:: Problem statement ::
State only the number of lines that include "already".

:: Given data ::
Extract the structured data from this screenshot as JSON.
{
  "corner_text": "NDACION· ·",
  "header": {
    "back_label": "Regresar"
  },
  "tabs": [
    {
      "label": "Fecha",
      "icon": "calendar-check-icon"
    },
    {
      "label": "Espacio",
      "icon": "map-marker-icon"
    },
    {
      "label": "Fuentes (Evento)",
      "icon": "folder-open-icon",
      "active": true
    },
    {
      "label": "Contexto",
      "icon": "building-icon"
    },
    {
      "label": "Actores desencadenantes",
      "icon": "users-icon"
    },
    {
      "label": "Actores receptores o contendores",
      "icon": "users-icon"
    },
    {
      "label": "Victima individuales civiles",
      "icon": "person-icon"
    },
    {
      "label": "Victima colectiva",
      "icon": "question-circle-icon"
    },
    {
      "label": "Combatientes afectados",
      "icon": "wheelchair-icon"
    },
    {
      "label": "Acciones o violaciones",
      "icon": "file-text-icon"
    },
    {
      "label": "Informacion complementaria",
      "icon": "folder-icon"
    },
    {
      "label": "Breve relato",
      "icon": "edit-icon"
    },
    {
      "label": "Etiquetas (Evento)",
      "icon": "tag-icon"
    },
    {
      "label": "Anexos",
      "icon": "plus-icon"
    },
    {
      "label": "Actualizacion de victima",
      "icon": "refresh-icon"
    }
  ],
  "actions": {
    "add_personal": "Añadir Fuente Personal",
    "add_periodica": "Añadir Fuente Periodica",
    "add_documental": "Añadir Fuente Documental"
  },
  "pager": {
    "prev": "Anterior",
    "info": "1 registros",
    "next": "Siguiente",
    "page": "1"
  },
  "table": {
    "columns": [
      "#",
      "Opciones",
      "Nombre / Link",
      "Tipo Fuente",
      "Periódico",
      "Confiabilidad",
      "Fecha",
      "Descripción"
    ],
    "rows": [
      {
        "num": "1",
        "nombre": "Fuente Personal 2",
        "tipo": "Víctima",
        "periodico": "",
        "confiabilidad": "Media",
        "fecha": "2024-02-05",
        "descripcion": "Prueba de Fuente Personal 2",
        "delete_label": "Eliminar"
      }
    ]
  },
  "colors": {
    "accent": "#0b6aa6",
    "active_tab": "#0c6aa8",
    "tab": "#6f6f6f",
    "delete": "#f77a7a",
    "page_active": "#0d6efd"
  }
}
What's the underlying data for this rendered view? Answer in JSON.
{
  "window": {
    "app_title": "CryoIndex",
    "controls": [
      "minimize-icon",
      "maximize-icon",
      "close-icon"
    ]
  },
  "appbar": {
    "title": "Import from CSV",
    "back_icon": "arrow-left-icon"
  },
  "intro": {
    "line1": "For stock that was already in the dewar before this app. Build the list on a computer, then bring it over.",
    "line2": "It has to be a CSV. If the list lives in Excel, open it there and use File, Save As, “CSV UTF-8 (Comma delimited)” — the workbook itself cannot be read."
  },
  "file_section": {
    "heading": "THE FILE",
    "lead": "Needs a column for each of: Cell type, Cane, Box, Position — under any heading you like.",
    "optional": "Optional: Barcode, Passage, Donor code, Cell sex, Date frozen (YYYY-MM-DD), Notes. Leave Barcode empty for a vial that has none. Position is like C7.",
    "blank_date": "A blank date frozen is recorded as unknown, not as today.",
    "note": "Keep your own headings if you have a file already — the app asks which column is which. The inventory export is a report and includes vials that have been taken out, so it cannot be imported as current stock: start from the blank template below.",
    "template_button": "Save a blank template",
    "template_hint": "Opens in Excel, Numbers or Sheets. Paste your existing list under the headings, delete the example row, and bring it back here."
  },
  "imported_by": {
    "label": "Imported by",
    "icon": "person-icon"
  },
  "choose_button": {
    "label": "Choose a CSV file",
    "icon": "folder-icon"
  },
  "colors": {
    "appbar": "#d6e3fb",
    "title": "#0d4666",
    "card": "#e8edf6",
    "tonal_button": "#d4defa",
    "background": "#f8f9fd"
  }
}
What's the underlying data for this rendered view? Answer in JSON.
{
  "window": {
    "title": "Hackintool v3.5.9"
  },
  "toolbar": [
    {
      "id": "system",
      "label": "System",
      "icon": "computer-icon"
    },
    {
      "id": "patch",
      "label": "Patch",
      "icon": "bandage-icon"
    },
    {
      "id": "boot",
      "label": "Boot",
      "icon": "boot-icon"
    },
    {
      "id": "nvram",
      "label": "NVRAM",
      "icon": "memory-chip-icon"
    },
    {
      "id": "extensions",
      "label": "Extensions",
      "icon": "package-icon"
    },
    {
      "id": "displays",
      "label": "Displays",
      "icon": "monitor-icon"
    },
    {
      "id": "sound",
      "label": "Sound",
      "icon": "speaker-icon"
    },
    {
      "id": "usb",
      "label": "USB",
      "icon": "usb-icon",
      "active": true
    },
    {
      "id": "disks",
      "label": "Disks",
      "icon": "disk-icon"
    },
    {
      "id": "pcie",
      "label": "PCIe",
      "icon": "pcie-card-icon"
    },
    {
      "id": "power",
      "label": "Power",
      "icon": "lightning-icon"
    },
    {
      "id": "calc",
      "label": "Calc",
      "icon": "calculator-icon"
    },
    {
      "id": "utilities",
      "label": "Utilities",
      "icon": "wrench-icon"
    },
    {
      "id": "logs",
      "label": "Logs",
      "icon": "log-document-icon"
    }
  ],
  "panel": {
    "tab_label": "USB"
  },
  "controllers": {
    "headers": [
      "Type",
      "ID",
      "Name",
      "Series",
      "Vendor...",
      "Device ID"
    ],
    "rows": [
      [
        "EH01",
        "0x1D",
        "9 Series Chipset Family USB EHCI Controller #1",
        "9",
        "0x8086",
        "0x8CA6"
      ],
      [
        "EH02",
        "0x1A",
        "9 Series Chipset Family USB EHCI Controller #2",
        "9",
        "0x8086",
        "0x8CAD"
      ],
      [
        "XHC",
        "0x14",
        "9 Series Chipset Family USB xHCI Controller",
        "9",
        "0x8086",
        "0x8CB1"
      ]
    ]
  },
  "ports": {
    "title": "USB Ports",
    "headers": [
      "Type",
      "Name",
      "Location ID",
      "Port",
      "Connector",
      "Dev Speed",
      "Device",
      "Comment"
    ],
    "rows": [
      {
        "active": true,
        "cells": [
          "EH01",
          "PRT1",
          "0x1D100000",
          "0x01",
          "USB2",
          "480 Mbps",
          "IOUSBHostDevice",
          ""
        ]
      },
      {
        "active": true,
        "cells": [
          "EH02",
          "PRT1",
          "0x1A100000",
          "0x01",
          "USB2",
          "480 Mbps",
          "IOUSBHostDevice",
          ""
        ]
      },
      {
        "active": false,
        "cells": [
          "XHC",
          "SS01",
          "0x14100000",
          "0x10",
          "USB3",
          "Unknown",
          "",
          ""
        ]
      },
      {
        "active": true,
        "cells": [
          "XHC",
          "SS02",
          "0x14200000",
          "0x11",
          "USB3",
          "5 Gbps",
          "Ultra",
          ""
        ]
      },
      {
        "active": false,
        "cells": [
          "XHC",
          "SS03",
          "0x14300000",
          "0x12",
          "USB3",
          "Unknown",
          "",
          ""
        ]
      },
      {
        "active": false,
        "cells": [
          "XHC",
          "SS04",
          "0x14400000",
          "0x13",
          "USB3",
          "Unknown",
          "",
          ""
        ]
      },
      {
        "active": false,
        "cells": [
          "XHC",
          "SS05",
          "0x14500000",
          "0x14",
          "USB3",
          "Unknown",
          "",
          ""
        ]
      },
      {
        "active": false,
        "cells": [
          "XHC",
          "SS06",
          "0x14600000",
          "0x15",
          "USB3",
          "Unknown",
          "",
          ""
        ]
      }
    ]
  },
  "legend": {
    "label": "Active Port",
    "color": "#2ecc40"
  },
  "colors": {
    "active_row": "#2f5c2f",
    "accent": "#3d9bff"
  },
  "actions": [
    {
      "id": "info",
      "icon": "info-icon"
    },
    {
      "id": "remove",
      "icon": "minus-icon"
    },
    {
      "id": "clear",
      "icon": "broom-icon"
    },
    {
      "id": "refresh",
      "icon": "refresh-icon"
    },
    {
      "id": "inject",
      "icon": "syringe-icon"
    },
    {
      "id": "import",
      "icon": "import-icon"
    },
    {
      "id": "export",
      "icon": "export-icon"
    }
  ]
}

:: Task solution ::
2